Short problem: Transcribe all the records with complete accuracy.

Material for this task:
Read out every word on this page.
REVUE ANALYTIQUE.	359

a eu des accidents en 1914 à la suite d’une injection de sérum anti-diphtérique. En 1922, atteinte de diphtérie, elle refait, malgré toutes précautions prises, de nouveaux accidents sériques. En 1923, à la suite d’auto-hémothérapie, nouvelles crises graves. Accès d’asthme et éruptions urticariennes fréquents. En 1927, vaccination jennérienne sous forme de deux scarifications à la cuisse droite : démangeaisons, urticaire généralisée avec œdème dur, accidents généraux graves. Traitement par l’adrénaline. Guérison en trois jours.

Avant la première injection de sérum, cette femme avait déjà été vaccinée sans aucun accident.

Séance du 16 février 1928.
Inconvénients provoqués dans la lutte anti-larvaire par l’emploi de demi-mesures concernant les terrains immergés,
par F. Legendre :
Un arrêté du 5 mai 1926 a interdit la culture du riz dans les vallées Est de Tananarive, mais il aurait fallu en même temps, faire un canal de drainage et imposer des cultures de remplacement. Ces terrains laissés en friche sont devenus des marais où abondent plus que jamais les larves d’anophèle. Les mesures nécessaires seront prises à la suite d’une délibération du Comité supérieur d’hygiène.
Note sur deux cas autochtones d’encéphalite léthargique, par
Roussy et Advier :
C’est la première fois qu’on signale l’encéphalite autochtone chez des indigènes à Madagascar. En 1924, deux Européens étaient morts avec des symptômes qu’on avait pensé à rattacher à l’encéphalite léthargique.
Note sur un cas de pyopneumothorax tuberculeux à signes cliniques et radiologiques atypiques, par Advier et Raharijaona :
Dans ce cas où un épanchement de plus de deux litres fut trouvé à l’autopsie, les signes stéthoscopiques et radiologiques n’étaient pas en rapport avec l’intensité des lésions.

Exercise result:
Read out every word on this page.
REVUE ANALYTIQUE.	359

a eu des accidents en 1914 à la suite d’une injection de sérum anti-diphtérique. En 1922, atteinte de diphtérie, elle refait, malgré toutes précautions prises, de nouveaux accidents sériques. En 1923, à la suite d’auto-hémothérapie, nouvelles crises graves. Accès d’asthme et éruptions urticariennes fréquents. En 1927, vaccination jennérienne sous forme de deux scarifications à la cuisse droite : démangeaisons, urticaire généralisée avec œdème dur, accidents généraux graves. Traitement par l’adrénaline. Guérison en trois jours.

Avant la première injection de sérum, cette femme avait déjà été vaccinée sans aucun accident.

Séance du 16 février 1928.
Inconvénients provoqués dans la lutte anti-larvaire par l’emploi de demi-mesures concernant les terrains immergés,
par F. Legendre :
Un arrêté du 5 mai 1926 a interdit la culture du riz dans les vallées Est de Tananarive, mais il aurait fallu en même temps, faire un canal de drainage et imposer des cultures de remplacement. Ces terrains laissés en friche sont devenus des marais où abondent plus que jamais les larves d’anophèle. Les mesures nécessaires seront prises à la suite d’une délibération du Comité supérieur d’hygiène.
Note sur deux cas autochtones d’encéphalite léthargique, par
Roussy et Advier :
C’est la première fois qu’on signale l’encéphalite autochtone chez des indigènes à Madagascar. En 1924, deux Européens étaient morts avec des symptômes qu’on avait pensé à rattacher à l’encéphalite léthargique.
Note sur un cas de pyopneumothorax tuberculeux à signes cliniques et radiologiques atypiques, par Advier et Raharijaona :
Dans ce cas où un épanchement de plus de deux litres fut trouvé à l’autopsie, les signes stéthoscopiques et radiologiques n’étaient pas en rapport avec l’intensité des lésions.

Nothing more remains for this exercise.